Figure collection entries:
——

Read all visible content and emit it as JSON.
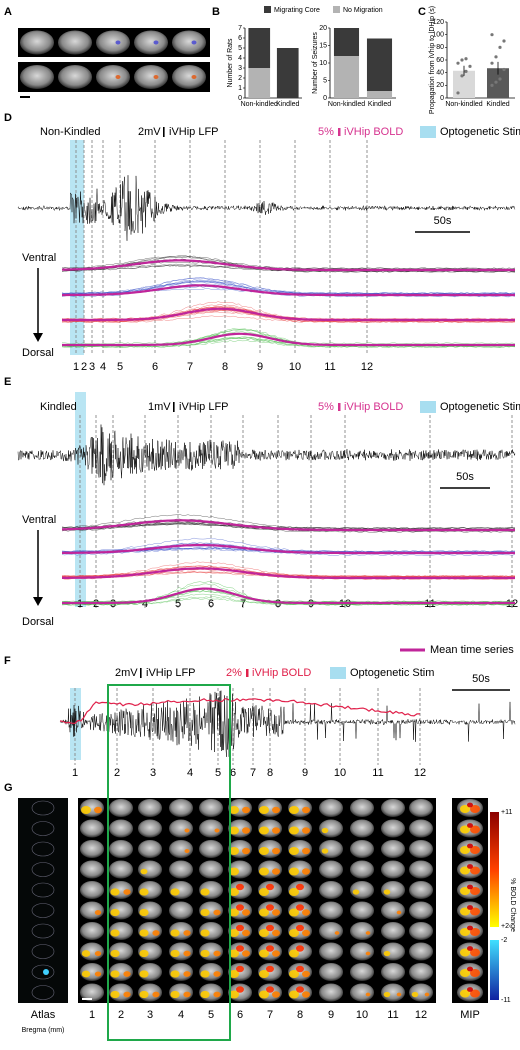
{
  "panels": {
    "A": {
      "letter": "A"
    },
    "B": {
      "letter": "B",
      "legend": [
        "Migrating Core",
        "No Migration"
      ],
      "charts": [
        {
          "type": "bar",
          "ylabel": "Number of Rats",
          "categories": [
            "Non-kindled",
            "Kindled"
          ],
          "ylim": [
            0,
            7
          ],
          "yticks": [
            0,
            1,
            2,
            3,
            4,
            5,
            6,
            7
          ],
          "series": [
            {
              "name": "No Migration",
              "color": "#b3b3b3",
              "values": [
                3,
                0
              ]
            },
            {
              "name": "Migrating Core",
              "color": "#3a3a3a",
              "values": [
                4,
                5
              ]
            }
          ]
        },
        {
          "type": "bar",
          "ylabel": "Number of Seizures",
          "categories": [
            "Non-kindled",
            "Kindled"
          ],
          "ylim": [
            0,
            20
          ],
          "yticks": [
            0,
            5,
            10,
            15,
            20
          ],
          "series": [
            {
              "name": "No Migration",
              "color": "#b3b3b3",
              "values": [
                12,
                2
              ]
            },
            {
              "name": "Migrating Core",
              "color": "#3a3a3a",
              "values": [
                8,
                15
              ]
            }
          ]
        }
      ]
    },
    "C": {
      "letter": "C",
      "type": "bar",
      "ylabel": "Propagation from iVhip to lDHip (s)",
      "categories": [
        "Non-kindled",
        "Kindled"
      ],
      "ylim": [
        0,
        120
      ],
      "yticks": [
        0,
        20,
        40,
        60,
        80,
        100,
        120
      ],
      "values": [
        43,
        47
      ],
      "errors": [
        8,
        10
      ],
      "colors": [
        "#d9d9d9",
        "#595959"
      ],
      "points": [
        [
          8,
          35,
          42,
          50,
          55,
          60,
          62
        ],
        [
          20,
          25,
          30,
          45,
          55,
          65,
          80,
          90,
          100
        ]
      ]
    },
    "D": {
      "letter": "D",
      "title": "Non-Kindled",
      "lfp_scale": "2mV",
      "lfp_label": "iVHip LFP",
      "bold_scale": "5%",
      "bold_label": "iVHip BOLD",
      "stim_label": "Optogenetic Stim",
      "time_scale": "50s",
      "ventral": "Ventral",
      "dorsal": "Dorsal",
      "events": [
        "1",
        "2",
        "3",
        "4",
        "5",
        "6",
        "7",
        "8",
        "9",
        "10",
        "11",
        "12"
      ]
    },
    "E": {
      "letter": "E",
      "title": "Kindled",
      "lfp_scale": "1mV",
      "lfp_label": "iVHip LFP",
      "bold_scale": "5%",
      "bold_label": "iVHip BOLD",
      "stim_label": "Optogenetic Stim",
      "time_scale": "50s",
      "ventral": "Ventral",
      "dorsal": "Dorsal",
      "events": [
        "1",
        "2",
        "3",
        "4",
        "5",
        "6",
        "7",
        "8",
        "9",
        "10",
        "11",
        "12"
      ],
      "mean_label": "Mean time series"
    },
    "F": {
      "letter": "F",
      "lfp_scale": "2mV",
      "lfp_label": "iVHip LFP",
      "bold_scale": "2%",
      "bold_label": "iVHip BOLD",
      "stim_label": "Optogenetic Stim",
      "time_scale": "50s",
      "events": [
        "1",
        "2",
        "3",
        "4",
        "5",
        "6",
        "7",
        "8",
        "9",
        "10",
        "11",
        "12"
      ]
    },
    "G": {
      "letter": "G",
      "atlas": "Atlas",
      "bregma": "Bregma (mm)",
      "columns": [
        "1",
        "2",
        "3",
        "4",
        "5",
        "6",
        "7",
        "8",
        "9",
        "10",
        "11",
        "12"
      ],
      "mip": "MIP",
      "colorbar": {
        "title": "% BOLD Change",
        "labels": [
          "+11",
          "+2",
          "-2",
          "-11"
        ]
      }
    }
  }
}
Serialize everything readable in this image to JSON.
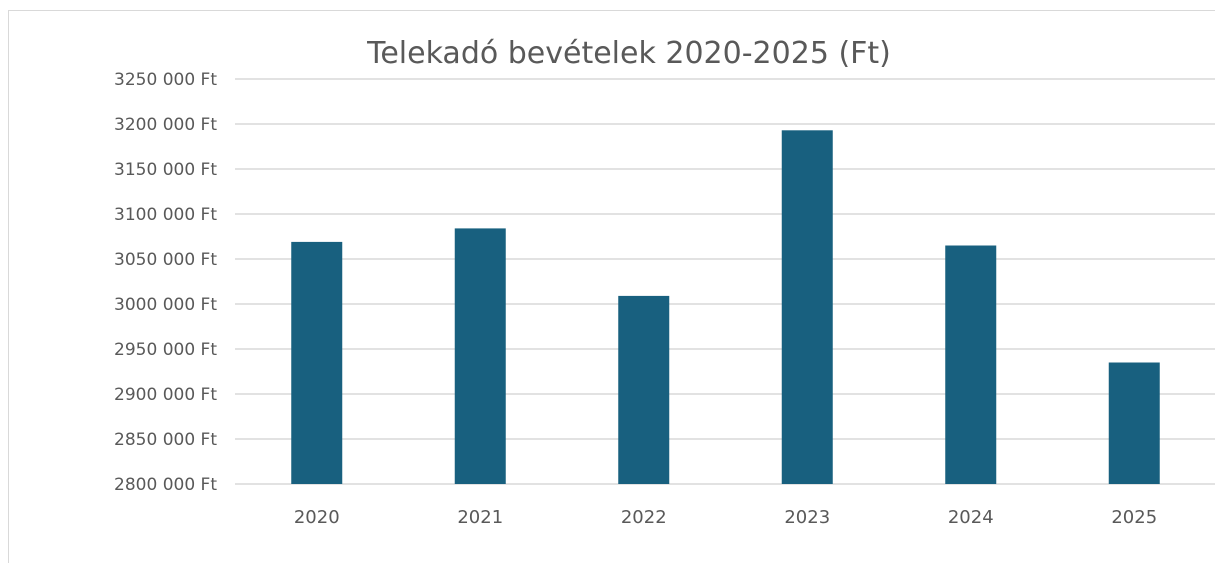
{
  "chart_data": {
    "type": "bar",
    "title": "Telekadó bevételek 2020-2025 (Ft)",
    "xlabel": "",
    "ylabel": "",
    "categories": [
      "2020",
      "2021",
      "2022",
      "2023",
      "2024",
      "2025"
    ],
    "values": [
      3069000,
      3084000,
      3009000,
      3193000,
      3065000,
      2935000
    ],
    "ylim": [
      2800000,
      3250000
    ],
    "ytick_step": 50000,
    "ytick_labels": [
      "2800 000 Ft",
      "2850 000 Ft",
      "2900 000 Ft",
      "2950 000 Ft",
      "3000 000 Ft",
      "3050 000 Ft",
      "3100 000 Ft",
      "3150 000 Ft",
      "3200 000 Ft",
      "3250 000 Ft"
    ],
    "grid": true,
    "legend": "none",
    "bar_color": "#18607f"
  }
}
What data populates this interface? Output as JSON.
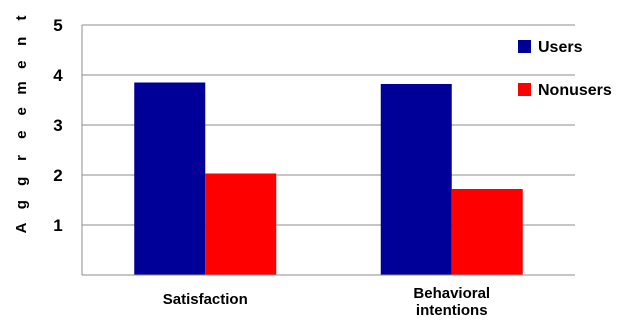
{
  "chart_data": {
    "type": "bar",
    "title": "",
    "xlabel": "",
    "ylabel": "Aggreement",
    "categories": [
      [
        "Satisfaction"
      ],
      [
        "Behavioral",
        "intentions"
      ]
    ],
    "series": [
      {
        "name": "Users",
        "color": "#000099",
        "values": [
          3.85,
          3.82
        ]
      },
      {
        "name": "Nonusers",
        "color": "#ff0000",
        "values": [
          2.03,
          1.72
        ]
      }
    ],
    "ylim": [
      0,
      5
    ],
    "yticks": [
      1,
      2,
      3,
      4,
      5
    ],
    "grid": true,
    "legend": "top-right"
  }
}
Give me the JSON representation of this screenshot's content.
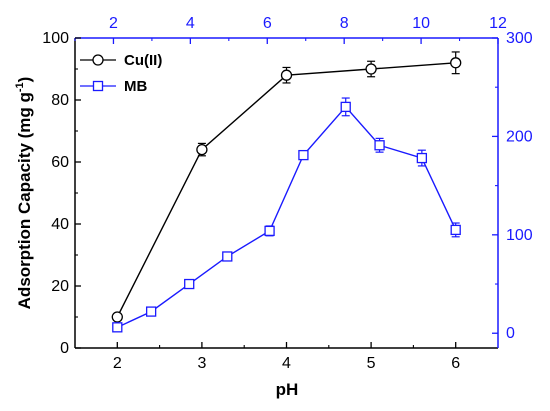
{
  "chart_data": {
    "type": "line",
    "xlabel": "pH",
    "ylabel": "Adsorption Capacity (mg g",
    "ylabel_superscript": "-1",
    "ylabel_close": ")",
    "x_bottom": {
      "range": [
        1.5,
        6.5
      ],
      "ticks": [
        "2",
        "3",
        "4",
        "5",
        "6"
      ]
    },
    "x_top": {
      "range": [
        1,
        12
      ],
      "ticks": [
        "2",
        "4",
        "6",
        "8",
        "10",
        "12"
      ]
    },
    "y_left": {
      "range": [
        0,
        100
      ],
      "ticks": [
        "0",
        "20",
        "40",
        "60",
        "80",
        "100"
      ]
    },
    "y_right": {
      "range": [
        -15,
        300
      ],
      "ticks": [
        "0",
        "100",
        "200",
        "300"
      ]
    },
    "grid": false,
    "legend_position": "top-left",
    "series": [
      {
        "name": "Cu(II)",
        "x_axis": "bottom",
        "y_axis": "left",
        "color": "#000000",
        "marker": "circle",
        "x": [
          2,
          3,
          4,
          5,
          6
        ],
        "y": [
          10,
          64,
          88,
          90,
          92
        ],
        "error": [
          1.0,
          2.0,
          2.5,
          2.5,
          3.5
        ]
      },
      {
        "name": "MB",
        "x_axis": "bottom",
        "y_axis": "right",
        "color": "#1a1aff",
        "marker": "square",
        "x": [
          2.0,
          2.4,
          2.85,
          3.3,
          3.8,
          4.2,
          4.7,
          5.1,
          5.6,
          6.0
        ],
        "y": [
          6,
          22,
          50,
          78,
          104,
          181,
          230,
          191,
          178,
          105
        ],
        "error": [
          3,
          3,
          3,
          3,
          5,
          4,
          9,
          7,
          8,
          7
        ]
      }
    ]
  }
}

——

## Requirement
Establish how many lines of the material above hold the word "JSON". Nothing but the count should be returned.

## Exercise solution
4